======== Provided information ========

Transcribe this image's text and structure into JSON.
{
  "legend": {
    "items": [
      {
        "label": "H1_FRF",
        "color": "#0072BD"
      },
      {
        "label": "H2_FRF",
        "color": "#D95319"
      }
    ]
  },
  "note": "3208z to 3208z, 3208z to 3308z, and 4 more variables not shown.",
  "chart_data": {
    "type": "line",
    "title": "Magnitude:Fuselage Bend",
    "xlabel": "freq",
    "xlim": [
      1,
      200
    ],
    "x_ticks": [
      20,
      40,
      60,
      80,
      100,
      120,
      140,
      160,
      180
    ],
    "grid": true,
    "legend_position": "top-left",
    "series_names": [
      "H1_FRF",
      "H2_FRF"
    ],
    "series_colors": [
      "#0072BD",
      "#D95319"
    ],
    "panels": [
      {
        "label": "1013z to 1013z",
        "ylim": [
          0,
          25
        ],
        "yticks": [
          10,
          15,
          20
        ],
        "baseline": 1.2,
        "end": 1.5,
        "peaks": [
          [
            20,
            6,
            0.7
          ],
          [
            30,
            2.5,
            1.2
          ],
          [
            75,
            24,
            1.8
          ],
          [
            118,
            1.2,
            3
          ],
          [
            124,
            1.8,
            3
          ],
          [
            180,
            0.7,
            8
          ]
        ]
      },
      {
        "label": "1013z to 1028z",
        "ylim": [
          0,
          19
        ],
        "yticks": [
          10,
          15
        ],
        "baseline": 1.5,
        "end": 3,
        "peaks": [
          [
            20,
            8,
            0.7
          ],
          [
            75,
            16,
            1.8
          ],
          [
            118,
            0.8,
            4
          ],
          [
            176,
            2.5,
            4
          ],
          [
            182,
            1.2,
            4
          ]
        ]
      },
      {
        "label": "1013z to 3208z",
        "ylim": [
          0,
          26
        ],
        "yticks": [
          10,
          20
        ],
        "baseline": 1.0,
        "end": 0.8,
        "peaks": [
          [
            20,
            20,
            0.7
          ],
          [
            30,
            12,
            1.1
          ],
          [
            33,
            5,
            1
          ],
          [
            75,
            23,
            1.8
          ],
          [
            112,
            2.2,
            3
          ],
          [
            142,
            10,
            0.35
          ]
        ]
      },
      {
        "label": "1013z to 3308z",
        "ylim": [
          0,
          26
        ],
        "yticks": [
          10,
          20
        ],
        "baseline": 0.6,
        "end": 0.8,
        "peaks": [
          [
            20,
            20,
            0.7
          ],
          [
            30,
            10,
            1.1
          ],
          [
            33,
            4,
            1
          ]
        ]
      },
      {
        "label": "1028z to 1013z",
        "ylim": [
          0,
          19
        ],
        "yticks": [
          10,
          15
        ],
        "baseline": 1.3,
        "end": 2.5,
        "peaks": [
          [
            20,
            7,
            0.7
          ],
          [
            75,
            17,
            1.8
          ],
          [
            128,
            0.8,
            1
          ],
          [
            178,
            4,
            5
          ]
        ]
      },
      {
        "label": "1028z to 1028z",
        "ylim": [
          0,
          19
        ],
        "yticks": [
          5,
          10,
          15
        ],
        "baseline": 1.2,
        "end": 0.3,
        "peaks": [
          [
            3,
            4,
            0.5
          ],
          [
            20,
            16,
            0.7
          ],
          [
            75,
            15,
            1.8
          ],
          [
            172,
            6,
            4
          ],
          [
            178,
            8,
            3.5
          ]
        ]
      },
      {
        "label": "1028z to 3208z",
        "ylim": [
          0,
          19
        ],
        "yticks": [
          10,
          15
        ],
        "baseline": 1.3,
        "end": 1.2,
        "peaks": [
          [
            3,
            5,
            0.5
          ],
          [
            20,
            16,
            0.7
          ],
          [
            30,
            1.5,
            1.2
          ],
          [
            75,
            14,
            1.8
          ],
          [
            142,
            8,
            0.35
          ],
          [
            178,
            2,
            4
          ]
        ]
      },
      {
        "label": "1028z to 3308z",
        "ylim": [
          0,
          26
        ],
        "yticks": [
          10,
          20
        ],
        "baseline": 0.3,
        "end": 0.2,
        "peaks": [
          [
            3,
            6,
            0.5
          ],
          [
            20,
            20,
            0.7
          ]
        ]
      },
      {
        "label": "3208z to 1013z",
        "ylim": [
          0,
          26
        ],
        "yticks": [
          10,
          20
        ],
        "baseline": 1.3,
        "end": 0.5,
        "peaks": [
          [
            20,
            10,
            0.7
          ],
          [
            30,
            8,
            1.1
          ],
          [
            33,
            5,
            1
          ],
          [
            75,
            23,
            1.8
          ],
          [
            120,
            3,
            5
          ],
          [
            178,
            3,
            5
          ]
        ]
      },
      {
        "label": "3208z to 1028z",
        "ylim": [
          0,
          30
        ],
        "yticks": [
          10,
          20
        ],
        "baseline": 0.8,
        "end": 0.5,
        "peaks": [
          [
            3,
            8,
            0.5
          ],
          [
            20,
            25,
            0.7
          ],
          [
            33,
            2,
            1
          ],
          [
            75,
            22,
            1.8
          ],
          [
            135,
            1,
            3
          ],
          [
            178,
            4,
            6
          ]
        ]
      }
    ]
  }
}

========

▶ _Goal_
Find each line that has the word "baseline", then copy it out.

▶ _Written response_
        "baseline": 1.2,
        "baseline": 1.5,
        "baseline": 1.0,
        "baseline": 0.6,
        "baseline": 1.3,
        "baseline": 1.2,
        "baseline": 1.3,
        "baseline": 0.3,
        "baseline": 1.3,
        "baseline": 0.8,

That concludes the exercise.